Saved entries:
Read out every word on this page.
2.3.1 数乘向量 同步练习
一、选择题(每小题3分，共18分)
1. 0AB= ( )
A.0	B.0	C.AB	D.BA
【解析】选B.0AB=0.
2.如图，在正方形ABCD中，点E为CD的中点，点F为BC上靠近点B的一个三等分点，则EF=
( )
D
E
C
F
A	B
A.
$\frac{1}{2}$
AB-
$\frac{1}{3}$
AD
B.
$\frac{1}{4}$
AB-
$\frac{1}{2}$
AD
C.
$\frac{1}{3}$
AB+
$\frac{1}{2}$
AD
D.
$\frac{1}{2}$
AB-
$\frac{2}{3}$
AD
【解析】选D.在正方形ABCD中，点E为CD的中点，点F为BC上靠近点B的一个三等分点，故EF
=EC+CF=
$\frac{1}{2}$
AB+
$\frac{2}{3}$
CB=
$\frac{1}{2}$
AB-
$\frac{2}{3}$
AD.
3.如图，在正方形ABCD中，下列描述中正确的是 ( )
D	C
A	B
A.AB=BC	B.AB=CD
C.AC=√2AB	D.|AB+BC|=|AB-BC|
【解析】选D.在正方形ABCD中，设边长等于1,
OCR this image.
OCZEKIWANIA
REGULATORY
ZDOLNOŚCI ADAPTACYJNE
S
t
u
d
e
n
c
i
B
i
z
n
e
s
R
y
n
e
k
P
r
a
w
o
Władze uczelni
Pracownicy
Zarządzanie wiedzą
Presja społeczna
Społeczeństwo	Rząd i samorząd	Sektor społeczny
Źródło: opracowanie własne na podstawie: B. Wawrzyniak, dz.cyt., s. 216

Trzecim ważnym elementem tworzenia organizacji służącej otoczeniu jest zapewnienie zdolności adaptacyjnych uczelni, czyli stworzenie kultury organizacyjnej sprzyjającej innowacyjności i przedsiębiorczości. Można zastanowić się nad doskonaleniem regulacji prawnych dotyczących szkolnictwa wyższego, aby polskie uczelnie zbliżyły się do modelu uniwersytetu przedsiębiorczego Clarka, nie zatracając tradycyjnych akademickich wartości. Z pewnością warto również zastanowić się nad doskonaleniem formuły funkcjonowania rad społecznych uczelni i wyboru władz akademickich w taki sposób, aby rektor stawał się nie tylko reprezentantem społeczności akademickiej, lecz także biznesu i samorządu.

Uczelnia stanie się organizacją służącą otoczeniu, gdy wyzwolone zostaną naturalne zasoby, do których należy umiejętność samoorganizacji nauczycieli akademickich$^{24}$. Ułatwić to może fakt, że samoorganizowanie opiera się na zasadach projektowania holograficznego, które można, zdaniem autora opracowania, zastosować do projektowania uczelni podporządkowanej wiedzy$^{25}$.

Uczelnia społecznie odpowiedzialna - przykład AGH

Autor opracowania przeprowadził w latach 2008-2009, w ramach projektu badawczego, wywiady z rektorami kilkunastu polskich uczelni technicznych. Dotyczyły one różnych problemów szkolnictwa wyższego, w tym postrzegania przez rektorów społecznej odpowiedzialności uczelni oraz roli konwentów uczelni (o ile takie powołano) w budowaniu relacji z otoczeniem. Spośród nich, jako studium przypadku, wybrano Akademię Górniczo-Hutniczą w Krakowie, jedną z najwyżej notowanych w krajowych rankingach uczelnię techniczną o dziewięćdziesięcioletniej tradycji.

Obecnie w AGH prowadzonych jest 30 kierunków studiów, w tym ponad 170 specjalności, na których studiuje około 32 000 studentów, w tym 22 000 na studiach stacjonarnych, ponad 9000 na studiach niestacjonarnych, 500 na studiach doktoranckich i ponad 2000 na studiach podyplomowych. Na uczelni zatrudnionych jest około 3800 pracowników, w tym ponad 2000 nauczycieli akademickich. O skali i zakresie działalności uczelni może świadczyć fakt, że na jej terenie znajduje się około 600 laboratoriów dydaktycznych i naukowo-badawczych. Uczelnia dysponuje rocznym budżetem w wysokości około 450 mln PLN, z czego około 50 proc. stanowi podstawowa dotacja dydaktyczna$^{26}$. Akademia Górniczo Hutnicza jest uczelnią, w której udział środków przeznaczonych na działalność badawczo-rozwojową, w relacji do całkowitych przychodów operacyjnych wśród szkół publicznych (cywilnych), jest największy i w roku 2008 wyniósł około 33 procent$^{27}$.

**WRITTEN TASK:** Repeat the entries exactly, all of them.

**WRITTEN RESPONSE:**
Read out every word on this page.
2.3.1 数乘向量 同步练习
一、选择题(每小题3分，共18分)
1. 0AB= ( )
A.0	B.0	C.AB	D.BA
【解析】选B.0AB=0.
2.如图，在正方形ABCD中，点E为CD的中点，点F为BC上靠近点B的一个三等分点，则EF=
( )
D
E
C
F
A	B
A.
$\frac{1}{2}$
AB-
$\frac{1}{3}$
AD
B.
$\frac{1}{4}$
AB-
$\frac{1}{2}$
AD
C.
$\frac{1}{3}$
AB+
$\frac{1}{2}$
AD
D.
$\frac{1}{2}$
AB-
$\frac{2}{3}$
AD
【解析】选D.在正方形ABCD中，点E为CD的中点，点F为BC上靠近点B的一个三等分点，故EF
=EC+CF=
$\frac{1}{2}$
AB+
$\frac{2}{3}$
CB=
$\frac{1}{2}$
AB-
$\frac{2}{3}$
AD.
3.如图，在正方形ABCD中，下列描述中正确的是 ( )
D	C
A	B
A.AB=BC	B.AB=CD
C.AC=√2AB	D.|AB+BC|=|AB-BC|
【解析】选D.在正方形ABCD中，设边长等于1,
OCR this image.
OCZEKIWANIA
REGULATORY
ZDOLNOŚCI ADAPTACYJNE
S
t
u
d
e
n
c
i
B
i
z
n
e
s
R
y
n
e
k
P
r
a
w
o
Władze uczelni
Pracownicy
Zarządzanie wiedzą
Presja społeczna
Społeczeństwo	Rząd i samorząd	Sektor społeczny
Źródło: opracowanie własne na podstawie: B. Wawrzyniak, dz.cyt., s. 216

Trzecim ważnym elementem tworzenia organizacji służącej otoczeniu jest zapewnienie zdolności adaptacyjnych uczelni, czyli stworzenie kultury organizacyjnej sprzyjającej innowacyjności i przedsiębiorczości. Można zastanowić się nad doskonaleniem regulacji prawnych dotyczących szkolnictwa wyższego, aby polskie uczelnie zbliżyły się do modelu uniwersytetu przedsiębiorczego Clarka, nie zatracając tradycyjnych akademickich wartości. Z pewnością warto również zastanowić się nad doskonaleniem formuły funkcjonowania rad społecznych uczelni i wyboru władz akademickich w taki sposób, aby rektor stawał się nie tylko reprezentantem społeczności akademickiej, lecz także biznesu i samorządu.

Uczelnia stanie się organizacją służącą otoczeniu, gdy wyzwolone zostaną naturalne zasoby, do których należy umiejętność samoorganizacji nauczycieli akademickich$^{24}$. Ułatwić to może fakt, że samoorganizowanie opiera się na zasadach projektowania holograficznego, które można, zdaniem autora opracowania, zastosować do projektowania uczelni podporządkowanej wiedzy$^{25}$.

Uczelnia społecznie odpowiedzialna - przykład AGH

Autor opracowania przeprowadził w latach 2008-2009, w ramach projektu badawczego, wywiady z rektorami kilkunastu polskich uczelni technicznych. Dotyczyły one różnych problemów szkolnictwa wyższego, w tym postrzegania przez rektorów społecznej odpowiedzialności uczelni oraz roli konwentów uczelni (o ile takie powołano) w budowaniu relacji z otoczeniem. Spośród nich, jako studium przypadku, wybrano Akademię Górniczo-Hutniczą w Krakowie, jedną z najwyżej notowanych w krajowych rankingach uczelnię techniczną o dziewięćdziesięcioletniej tradycji.

Obecnie w AGH prowadzonych jest 30 kierunków studiów, w tym ponad 170 specjalności, na których studiuje około 32 000 studentów, w tym 22 000 na studiach stacjonarnych, ponad 9000 na studiach niestacjonarnych, 500 na studiach doktoranckich i ponad 2000 na studiach podyplomowych. Na uczelni zatrudnionych jest około 3800 pracowników, w tym ponad 2000 nauczycieli akademickich. O skali i zakresie działalności uczelni może świadczyć fakt, że na jej terenie znajduje się około 600 laboratoriów dydaktycznych i naukowo-badawczych. Uczelnia dysponuje rocznym budżetem w wysokości około 450 mln PLN, z czego około 50 proc. stanowi podstawowa dotacja dydaktyczna$^{26}$. Akademia Górniczo Hutnicza jest uczelnią, w której udział środków przeznaczonych na działalność badawczo-rozwojową, w relacji do całkowitych przychodów operacyjnych wśród szkół publicznych (cywilnych), jest największy i w roku 2008 wyniósł około 33 procent$^{27}$.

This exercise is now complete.